* [Goal]: All the data should be repeated exactly. Any image in it is left out.

(Recorded data)
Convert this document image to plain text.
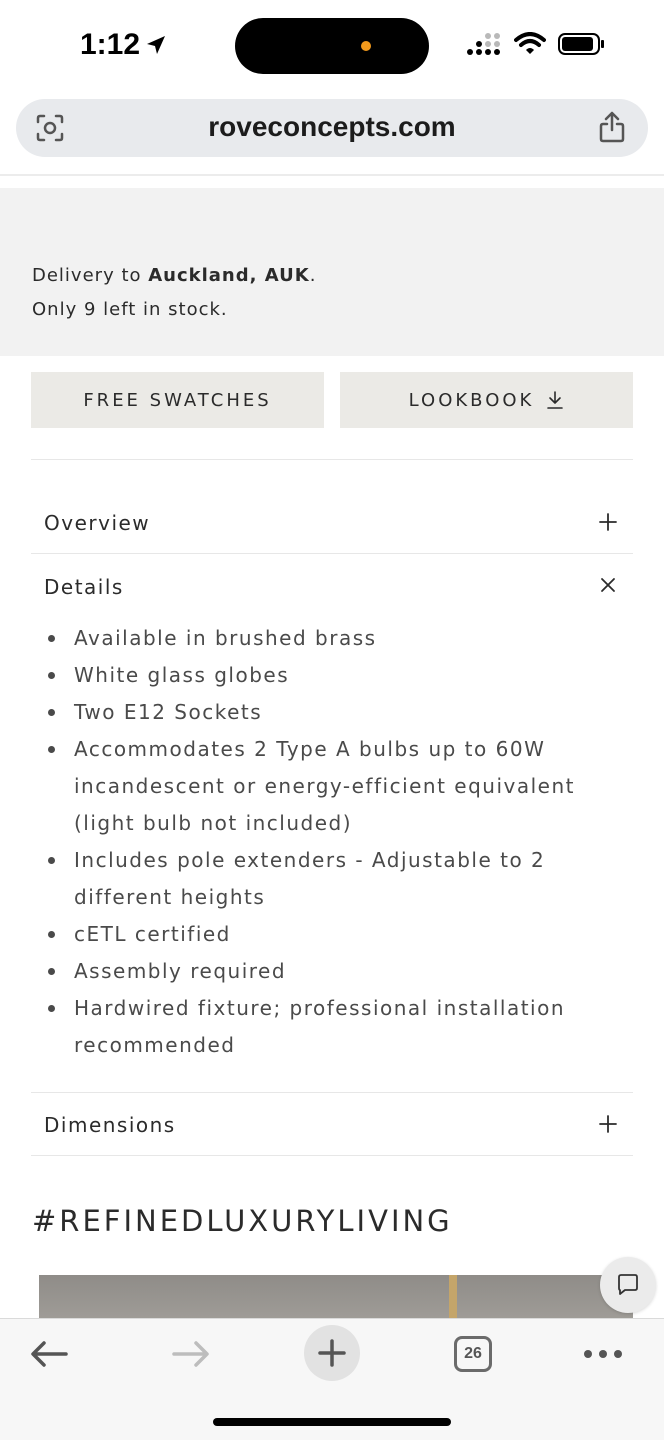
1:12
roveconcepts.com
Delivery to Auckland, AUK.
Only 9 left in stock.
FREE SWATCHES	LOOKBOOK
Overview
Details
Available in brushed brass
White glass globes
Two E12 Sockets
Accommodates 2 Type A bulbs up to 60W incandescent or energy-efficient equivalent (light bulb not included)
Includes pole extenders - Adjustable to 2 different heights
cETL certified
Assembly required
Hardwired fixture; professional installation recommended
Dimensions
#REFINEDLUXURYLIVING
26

* [Expected answer]:
Convert this document image to plain text.
1:12
roveconcepts.com
Delivery to Auckland, AUK.
Only 9 left in stock.
FREE SWATCHES	LOOKBOOK
Overview
Details
Available in brushed brass
White glass globes
Two E12 Sockets
Accommodates 2 Type A bulbs up to 60W incandescent or energy-efficient equivalent (light bulb not included)
Includes pole extenders - Adjustable to 2 different heights
cETL certified
Assembly required
Hardwired fixture; professional installation recommended
Dimensions
#REFINEDLUXURYLIVING
26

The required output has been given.